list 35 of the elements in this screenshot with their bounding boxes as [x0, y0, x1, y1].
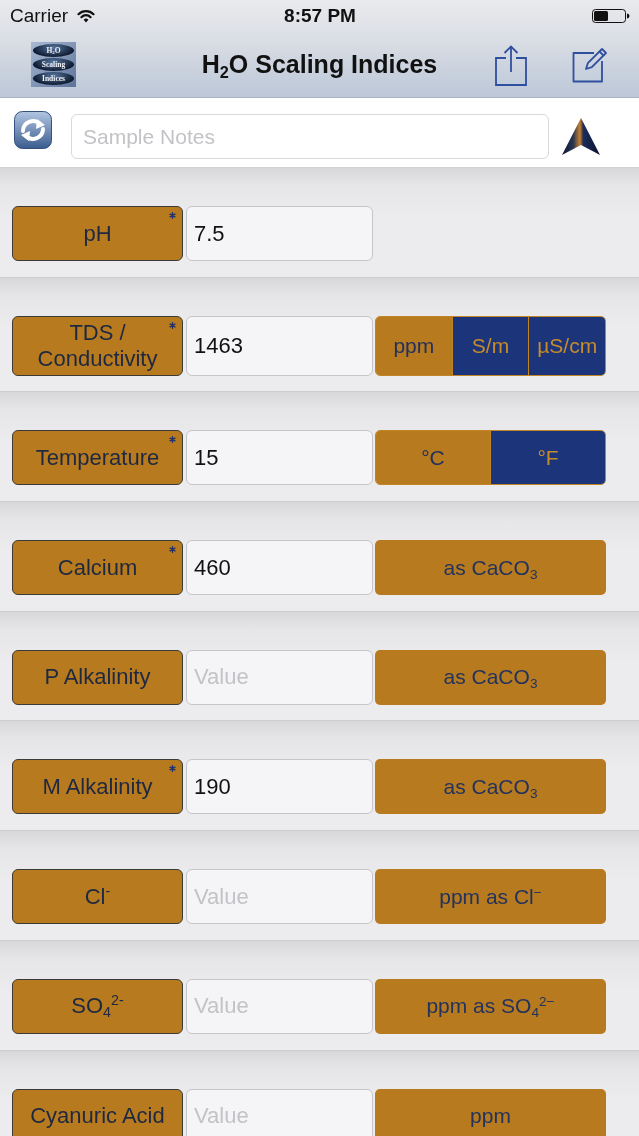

-------

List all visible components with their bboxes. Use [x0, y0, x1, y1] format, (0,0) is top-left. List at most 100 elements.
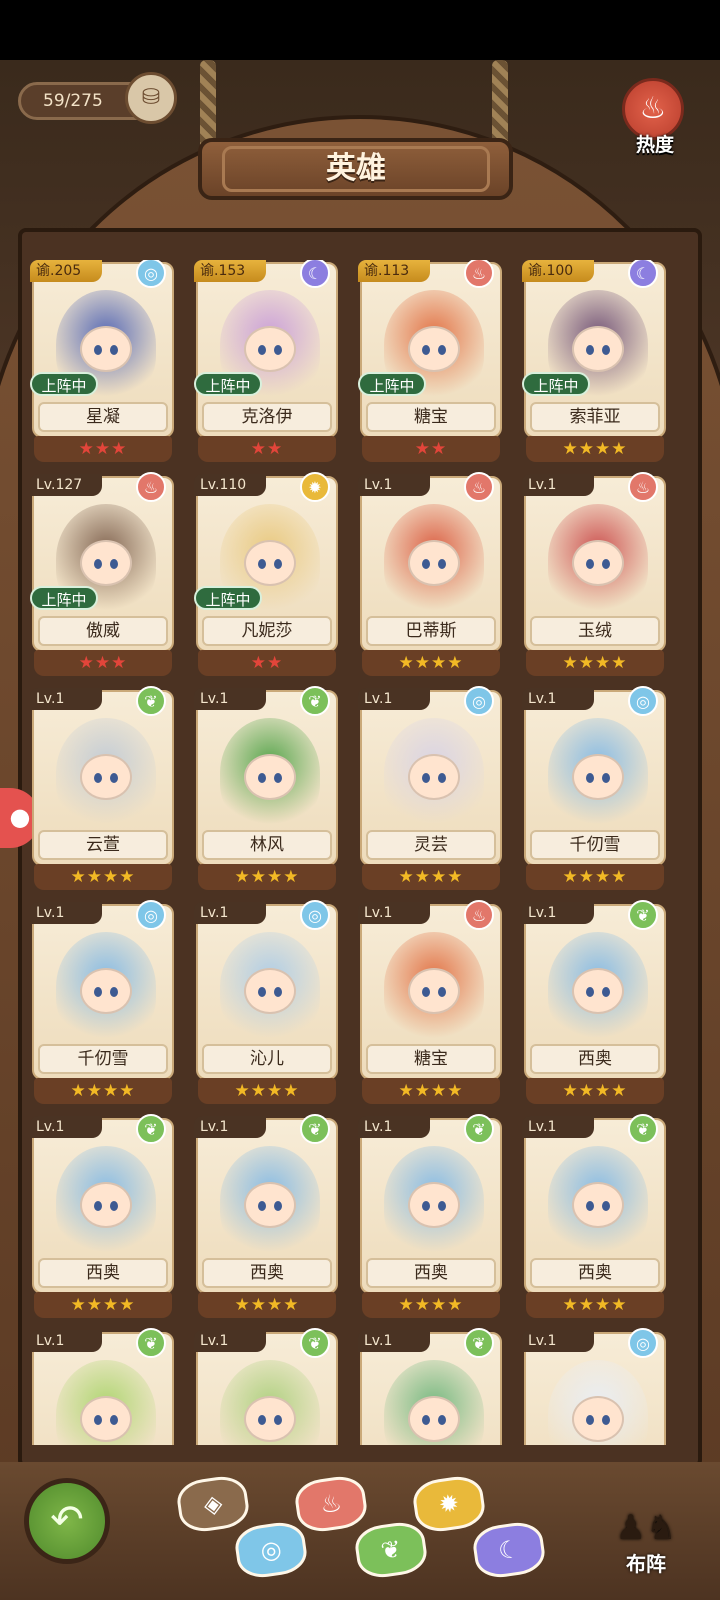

-------

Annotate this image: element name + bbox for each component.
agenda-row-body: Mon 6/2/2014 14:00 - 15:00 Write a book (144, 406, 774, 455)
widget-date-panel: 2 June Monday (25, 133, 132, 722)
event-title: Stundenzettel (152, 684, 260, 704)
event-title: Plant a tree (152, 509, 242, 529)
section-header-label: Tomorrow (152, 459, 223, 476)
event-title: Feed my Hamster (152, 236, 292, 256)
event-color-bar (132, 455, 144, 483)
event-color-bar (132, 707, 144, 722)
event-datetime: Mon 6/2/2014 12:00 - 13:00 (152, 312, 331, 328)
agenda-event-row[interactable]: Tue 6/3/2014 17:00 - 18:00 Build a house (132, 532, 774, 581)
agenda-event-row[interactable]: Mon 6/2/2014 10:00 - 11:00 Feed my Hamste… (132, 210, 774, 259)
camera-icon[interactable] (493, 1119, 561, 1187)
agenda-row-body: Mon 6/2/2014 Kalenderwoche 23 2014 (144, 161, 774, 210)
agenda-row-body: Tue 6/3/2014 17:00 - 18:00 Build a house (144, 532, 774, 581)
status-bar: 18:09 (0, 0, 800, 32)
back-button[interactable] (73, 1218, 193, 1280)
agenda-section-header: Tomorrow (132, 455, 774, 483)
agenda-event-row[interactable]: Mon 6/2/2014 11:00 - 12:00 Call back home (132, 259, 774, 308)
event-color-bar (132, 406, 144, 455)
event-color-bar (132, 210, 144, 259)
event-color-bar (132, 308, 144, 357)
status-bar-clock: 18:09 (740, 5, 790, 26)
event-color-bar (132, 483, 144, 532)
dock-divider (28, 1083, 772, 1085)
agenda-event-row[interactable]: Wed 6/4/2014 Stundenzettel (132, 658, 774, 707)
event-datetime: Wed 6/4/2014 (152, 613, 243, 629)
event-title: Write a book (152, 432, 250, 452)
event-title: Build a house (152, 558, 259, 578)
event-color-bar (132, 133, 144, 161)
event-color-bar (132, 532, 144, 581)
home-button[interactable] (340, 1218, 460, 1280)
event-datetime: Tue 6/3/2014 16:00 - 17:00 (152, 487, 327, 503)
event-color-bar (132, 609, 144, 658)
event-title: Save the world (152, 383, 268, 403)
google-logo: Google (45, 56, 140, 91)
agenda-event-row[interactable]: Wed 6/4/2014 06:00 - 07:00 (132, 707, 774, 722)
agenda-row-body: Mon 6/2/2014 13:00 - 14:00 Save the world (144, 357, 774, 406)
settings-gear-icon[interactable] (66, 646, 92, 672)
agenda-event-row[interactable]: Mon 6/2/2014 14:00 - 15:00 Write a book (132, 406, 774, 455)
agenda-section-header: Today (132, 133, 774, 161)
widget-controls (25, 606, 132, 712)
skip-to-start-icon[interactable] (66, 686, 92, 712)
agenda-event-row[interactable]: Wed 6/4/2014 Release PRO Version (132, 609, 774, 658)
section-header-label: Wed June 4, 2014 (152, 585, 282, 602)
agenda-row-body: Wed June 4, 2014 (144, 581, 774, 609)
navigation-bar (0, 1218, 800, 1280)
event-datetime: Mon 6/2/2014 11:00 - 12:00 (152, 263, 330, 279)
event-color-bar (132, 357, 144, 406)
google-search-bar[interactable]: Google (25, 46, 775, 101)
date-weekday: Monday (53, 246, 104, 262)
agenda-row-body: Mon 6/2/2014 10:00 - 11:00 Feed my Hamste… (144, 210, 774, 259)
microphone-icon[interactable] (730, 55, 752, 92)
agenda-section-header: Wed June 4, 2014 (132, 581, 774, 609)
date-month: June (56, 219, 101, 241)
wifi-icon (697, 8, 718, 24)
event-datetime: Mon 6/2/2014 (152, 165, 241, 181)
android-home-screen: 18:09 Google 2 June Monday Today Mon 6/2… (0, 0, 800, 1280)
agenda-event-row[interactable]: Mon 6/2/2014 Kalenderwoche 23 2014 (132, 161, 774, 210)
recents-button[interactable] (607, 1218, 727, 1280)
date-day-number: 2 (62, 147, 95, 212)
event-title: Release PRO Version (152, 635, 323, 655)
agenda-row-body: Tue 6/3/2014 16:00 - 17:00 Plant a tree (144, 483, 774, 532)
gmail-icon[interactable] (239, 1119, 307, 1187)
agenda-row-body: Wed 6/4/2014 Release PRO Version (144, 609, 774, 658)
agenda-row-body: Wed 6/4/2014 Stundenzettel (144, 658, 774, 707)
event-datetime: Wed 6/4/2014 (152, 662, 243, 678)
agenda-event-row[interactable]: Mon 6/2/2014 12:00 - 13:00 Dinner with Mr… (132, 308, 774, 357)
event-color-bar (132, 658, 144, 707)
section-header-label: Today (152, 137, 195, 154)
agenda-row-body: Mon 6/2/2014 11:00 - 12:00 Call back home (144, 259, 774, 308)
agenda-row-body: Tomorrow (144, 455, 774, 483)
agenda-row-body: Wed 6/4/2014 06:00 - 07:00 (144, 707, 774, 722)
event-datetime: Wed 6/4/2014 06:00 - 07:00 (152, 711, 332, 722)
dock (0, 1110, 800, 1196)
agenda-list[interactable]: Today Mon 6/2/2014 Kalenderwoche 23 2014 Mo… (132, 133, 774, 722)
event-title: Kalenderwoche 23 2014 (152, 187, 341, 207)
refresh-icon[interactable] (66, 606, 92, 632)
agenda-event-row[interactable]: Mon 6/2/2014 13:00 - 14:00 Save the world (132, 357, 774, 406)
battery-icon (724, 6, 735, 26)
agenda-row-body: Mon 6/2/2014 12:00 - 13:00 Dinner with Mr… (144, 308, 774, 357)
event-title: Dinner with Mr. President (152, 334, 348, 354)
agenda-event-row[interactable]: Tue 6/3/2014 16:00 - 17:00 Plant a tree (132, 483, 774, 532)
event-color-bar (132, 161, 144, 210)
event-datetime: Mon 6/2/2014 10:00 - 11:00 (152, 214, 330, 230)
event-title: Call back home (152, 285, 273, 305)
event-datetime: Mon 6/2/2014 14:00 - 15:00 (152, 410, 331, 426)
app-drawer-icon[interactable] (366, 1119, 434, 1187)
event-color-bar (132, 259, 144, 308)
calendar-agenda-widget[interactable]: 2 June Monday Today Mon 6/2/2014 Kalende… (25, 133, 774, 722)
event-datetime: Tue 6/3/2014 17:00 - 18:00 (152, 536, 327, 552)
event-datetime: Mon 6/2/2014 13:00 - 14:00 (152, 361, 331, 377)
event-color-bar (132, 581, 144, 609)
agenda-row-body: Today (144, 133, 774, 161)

-------

Goal
Copy out the records again word for word, starting at the line that contains "Annotate this image: element" and ending at the line that contains "camera-icon[interactable] (493, 1119, 561, 1187)", both of those lines included.

Response to this exercise
Annotate this image: element name + bbox for each component.
agenda-row-body: Mon 6/2/2014 14:00 - 15:00 Write a book (144, 406, 774, 455)
widget-date-panel: 2 June Monday (25, 133, 132, 722)
event-title: Stundenzettel (152, 684, 260, 704)
event-title: Plant a tree (152, 509, 242, 529)
section-header-label: Tomorrow (152, 459, 223, 476)
event-title: Feed my Hamster (152, 236, 292, 256)
event-color-bar (132, 455, 144, 483)
event-color-bar (132, 707, 144, 722)
event-datetime: Mon 6/2/2014 12:00 - 13:00 (152, 312, 331, 328)
agenda-event-row[interactable]: Tue 6/3/2014 17:00 - 18:00 Build a house (132, 532, 774, 581)
agenda-event-row[interactable]: Mon 6/2/2014 10:00 - 11:00 Feed my Hamste… (132, 210, 774, 259)
camera-icon[interactable] (493, 1119, 561, 1187)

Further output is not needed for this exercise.